Blogger Simon Hawk said...

The foam is good if the boat gets "swamped" it'll keep the boat from sinking to the bottom of the lake. As far as helping it float it won't do shit. You have to increase the amount of water being displaced by the hull. And the only way to do that is buy a bigger boat. You can buy foam strips that physically mount to the exterior of the hull just above the water line that run lengthwise. My dad installed those on his old duck-boat and it seemed to work well. I forgot what the name of them but Im sure you could find them by searching the net.

14/9/06 11:56  
Blogger NDammitt said...

Okay, here is how boats work. The only reason that a boat floats is because the boat has less mass than the water that it displaces. The same thing as with helium and regular air. When two materials that are in a state of flux come in contact with each other the one that has least mass will 'float' to the top, eventually. Your friend could hypothetically fill the boat with foam and not make a difference. Point out to him that since foam is mostly air and some sort of polymer (which is probably denser than water) he's better off with nothing under the seats.

14/9/06 12:01  
Blogger Simon Hawk said...

I would make it a priority to add foam under the seats as a saftey measure. When you're duck hunting in cold windy weather wearing heavy cloths in a boat thats loaded down with decoys people dogs and gear it would be a good idea to have a little safety factor if indeed the boat started to go under. My old man swamped a layout-boat in the middle of saginaw bay during a wind storm, the only thing keeping the boat afloat was the foam ballast in the hull. Lucky him.

14/9/06 12:10  
Blogger NDammitt said...

I don't think that it gets that cold in Texas, not like Michigan duck weather. But your point is still very valid, boats without neutral buoyancy tend to not float so well when they are capsized or swamped.

** RAW DATA **
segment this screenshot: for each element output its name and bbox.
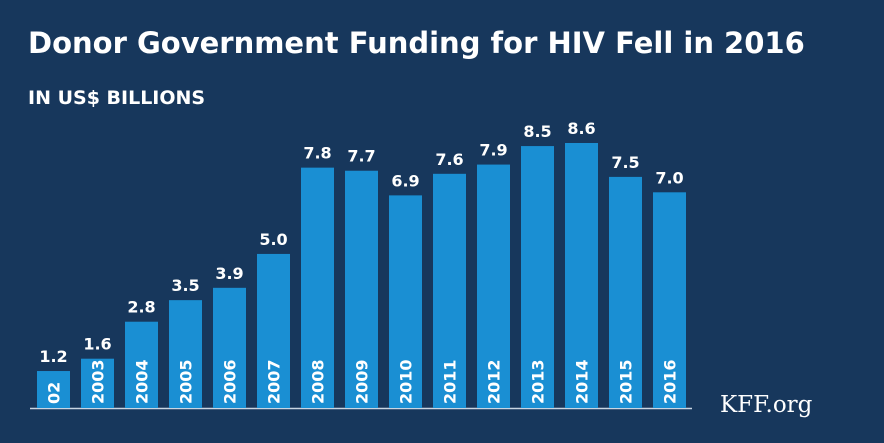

** CHALLENGE 1 **
Give again the part of the comment thread on boat foam from "Okay, here is" to "under the seats.".
** CHALLENGE 2 **
Answer these questions using the comment thread on boat foam.
(a) On what kind of boat did Simon Hawk's dad install foam strips?
(b) According to NDammitt, foam is mostly air and what else?
(c) Where did Simon Hawk's father swamp a layout-boat?

** OUTPUT 1 **
Okay, here is how boats work. The only reason that a boat floats is because the boat has less mass than the water that it displaces. The same thing as with helium and regular air. When two materials that are in a state of flux come in contact with each other the one that has least mass will 'float' to the top, eventually. Your friend could hypothetically fill the boat with foam and not make a difference. Point out to him that since foam is mostly air and some sort of polymer (which is probably denser than water) he's better off with nothing under the seats.

** OUTPUT 2 **
(a) His old duck-boat.
(b) Some sort of polymer.
(c) In the middle of Saginaw Bay, during a wind storm.